Begin

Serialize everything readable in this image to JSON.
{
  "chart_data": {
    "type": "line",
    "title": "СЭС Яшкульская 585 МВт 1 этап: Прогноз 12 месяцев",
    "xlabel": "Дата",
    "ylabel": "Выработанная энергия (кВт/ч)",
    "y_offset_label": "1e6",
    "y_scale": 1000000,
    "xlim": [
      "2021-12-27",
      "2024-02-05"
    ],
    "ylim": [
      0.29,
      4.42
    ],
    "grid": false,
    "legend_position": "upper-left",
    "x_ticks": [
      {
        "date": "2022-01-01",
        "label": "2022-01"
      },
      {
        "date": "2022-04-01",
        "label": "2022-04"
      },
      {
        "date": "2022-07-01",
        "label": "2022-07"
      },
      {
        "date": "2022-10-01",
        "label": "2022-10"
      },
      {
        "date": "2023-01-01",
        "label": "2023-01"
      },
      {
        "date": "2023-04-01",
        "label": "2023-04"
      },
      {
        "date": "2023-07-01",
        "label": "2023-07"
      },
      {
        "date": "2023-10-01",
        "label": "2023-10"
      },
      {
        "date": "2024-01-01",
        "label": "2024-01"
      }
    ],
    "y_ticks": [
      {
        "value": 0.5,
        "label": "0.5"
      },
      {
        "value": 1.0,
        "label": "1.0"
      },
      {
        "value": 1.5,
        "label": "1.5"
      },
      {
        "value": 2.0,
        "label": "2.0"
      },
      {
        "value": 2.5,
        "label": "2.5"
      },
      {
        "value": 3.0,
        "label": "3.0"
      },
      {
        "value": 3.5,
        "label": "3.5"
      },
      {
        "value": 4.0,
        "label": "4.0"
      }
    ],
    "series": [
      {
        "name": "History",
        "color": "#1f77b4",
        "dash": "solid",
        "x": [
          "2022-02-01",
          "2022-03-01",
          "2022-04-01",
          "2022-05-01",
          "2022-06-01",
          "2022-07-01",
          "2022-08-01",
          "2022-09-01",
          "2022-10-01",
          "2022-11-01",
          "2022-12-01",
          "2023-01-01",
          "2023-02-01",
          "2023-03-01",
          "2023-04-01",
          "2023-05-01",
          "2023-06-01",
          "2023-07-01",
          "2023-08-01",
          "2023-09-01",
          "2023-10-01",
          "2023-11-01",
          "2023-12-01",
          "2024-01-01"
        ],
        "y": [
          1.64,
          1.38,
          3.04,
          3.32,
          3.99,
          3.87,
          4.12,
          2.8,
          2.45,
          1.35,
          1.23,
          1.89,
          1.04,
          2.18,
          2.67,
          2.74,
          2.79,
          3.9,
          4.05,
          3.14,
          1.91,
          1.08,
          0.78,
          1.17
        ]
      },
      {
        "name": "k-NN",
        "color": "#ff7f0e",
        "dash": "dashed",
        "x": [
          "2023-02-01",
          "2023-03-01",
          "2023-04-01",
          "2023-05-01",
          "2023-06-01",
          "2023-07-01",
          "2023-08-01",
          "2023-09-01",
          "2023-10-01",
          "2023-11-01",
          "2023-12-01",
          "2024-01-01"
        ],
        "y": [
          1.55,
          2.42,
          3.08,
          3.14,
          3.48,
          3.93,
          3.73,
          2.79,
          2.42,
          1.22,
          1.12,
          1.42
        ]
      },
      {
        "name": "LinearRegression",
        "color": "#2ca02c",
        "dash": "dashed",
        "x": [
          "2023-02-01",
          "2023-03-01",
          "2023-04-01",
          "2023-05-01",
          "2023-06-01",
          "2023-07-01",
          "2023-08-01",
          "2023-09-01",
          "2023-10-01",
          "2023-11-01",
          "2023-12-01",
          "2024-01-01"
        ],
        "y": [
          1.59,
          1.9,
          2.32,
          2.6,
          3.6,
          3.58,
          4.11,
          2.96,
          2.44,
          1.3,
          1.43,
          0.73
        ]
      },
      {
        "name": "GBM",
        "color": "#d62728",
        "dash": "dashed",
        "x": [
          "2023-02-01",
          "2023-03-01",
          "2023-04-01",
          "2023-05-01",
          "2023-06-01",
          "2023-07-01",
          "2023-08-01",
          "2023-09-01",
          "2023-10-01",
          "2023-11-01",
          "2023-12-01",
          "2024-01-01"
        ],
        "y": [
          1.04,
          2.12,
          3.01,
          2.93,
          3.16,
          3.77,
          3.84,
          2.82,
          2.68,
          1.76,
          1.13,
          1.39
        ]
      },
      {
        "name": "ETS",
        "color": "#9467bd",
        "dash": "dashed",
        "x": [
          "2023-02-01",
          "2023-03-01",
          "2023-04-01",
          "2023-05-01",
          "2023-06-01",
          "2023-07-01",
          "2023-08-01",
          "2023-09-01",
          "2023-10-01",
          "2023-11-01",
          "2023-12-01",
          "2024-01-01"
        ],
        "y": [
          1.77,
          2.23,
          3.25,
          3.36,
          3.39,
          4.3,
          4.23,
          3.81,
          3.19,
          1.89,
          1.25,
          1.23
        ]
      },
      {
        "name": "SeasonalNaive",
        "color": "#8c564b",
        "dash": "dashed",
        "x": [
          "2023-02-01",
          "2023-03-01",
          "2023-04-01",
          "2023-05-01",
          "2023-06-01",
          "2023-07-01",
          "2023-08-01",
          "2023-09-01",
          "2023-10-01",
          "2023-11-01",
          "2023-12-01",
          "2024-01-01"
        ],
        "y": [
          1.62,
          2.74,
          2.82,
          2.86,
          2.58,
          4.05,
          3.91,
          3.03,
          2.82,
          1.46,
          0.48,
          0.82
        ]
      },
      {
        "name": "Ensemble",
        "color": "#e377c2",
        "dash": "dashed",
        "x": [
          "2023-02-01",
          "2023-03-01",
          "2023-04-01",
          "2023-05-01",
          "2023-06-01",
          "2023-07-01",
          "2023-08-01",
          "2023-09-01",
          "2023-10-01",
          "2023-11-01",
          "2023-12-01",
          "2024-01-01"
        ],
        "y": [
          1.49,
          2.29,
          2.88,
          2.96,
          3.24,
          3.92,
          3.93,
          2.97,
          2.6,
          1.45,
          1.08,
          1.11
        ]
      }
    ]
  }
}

End

■ THE REQUEST ■
Give back all the data exactly as written.

■ FULL OUTPUT ■
Serialize everything readable in this image to JSON.
{
  "chart_data": {
    "type": "line",
    "title": "СЭС Яшкульская 585 МВт 1 этап: Прогноз 12 месяцев",
    "xlabel": "Дата",
    "ylabel": "Выработанная энергия (кВт/ч)",
    "y_offset_label": "1e6",
    "y_scale": 1000000,
    "xlim": [
      "2021-12-27",
      "2024-02-05"
    ],
    "ylim": [
      0.29,
      4.42
    ],
    "grid": false,
    "legend_position": "upper-left",
    "x_ticks": [
      {
        "date": "2022-01-01",
        "label": "2022-01"
      },
      {
        "date": "2022-04-01",
        "label": "2022-04"
      },
      {
        "date": "2022-07-01",
        "label": "2022-07"
      },
      {
        "date": "2022-10-01",
        "label": "2022-10"
      },
      {
        "date": "2023-01-01",
        "label": "2023-01"
      },
      {
        "date": "2023-04-01",
        "label": "2023-04"
      },
      {
        "date": "2023-07-01",
        "label": "2023-07"
      },
      {
        "date": "2023-10-01",
        "label": "2023-10"
      },
      {
        "date": "2024-01-01",
        "label": "2024-01"
      }
    ],
    "y_ticks": [
      {
        "value": 0.5,
        "label": "0.5"
      },
      {
        "value": 1.0,
        "label": "1.0"
      },
      {
        "value": 1.5,
        "label": "1.5"
      },
      {
        "value": 2.0,
        "label": "2.0"
      },
      {
        "value": 2.5,
        "label": "2.5"
      },
      {
        "value": 3.0,
        "label": "3.0"
      },
      {
        "value": 3.5,
        "label": "3.5"
      },
      {
        "value": 4.0,
        "label": "4.0"
      }
    ],
    "series": [
      {
        "name": "History",
        "color": "#1f77b4",
        "dash": "solid",
        "x": [
          "2022-02-01",
          "2022-03-01",
          "2022-04-01",
          "2022-05-01",
          "2022-06-01",
          "2022-07-01",
          "2022-08-01",
          "2022-09-01",
          "2022-10-01",
          "2022-11-01",
          "2022-12-01",
          "2023-01-01",
          "2023-02-01",
          "2023-03-01",
          "2023-04-01",
          "2023-05-01",
          "2023-06-01",
          "2023-07-01",
          "2023-08-01",
          "2023-09-01",
          "2023-10-01",
          "2023-11-01",
          "2023-12-01",
          "2024-01-01"
        ],
        "y": [
          1.64,
          1.38,
          3.04,
          3.32,
          3.99,
          3.87,
          4.12,
          2.8,
          2.45,
          1.35,
          1.23,
          1.89,
          1.04,
          2.18,
          2.67,
          2.74,
          2.79,
          3.9,
          4.05,
          3.14,
          1.91,
          1.08,
          0.78,
          1.17
        ]
      },
      {
        "name": "k-NN",
        "color": "#ff7f0e",
        "dash": "dashed",
        "x": [
          "2023-02-01",
          "2023-03-01",
          "2023-04-01",
          "2023-05-01",
          "2023-06-01",
          "2023-07-01",
          "2023-08-01",
          "2023-09-01",
          "2023-10-01",
          "2023-11-01",
          "2023-12-01",
          "2024-01-01"
        ],
        "y": [
          1.55,
          2.42,
          3.08,
          3.14,
          3.48,
          3.93,
          3.73,
          2.79,
          2.42,
          1.22,
          1.12,
          1.42
        ]
      },
      {
        "name": "LinearRegression",
        "color": "#2ca02c",
        "dash": "dashed",
        "x": [
          "2023-02-01",
          "2023-03-01",
          "2023-04-01",
          "2023-05-01",
          "2023-06-01",
          "2023-07-01",
          "2023-08-01",
          "2023-09-01",
          "2023-10-01",
          "2023-11-01",
          "2023-12-01",
          "2024-01-01"
        ],
        "y": [
          1.59,
          1.9,
          2.32,
          2.6,
          3.6,
          3.58,
          4.11,
          2.96,
          2.44,
          1.3,
          1.43,
          0.73
        ]
      },
      {
        "name": "GBM",
        "color": "#d62728",
        "dash": "dashed",
        "x": [
          "2023-02-01",
          "2023-03-01",
          "2023-04-01",
          "2023-05-01",
          "2023-06-01",
          "2023-07-01",
          "2023-08-01",
          "2023-09-01",
          "2023-10-01",
          "2023-11-01",
          "2023-12-01",
          "2024-01-01"
        ],
        "y": [
          1.04,
          2.12,
          3.01,
          2.93,
          3.16,
          3.77,
          3.84,
          2.82,
          2.68,
          1.76,
          1.13,
          1.39
        ]
      },
      {
        "name": "ETS",
        "color": "#9467bd",
        "dash": "dashed",
        "x": [
          "2023-02-01",
          "2023-03-01",
          "2023-04-01",
          "2023-05-01",
          "2023-06-01",
          "2023-07-01",
          "2023-08-01",
          "2023-09-01",
          "2023-10-01",
          "2023-11-01",
          "2023-12-01",
          "2024-01-01"
        ],
        "y": [
          1.77,
          2.23,
          3.25,
          3.36,
          3.39,
          4.3,
          4.23,
          3.81,
          3.19,
          1.89,
          1.25,
          1.23
        ]
      },
      {
        "name": "SeasonalNaive",
        "color": "#8c564b",
        "dash": "dashed",
        "x": [
          "2023-02-01",
          "2023-03-01",
          "2023-04-01",
          "2023-05-01",
          "2023-06-01",
          "2023-07-01",
          "2023-08-01",
          "2023-09-01",
          "2023-10-01",
          "2023-11-01",
          "2023-12-01",
          "2024-01-01"
        ],
        "y": [
          1.62,
          2.74,
          2.82,
          2.86,
          2.58,
          4.05,
          3.91,
          3.03,
          2.82,
          1.46,
          0.48,
          0.82
        ]
      },
      {
        "name": "Ensemble",
        "color": "#e377c2",
        "dash": "dashed",
        "x": [
          "2023-02-01",
          "2023-03-01",
          "2023-04-01",
          "2023-05-01",
          "2023-06-01",
          "2023-07-01",
          "2023-08-01",
          "2023-09-01",
          "2023-10-01",
          "2023-11-01",
          "2023-12-01",
          "2024-01-01"
        ],
        "y": [
          1.49,
          2.29,
          2.88,
          2.96,
          3.24,
          3.92,
          3.93,
          2.97,
          2.6,
          1.45,
          1.08,
          1.11
        ]
      }
    ]
  }
}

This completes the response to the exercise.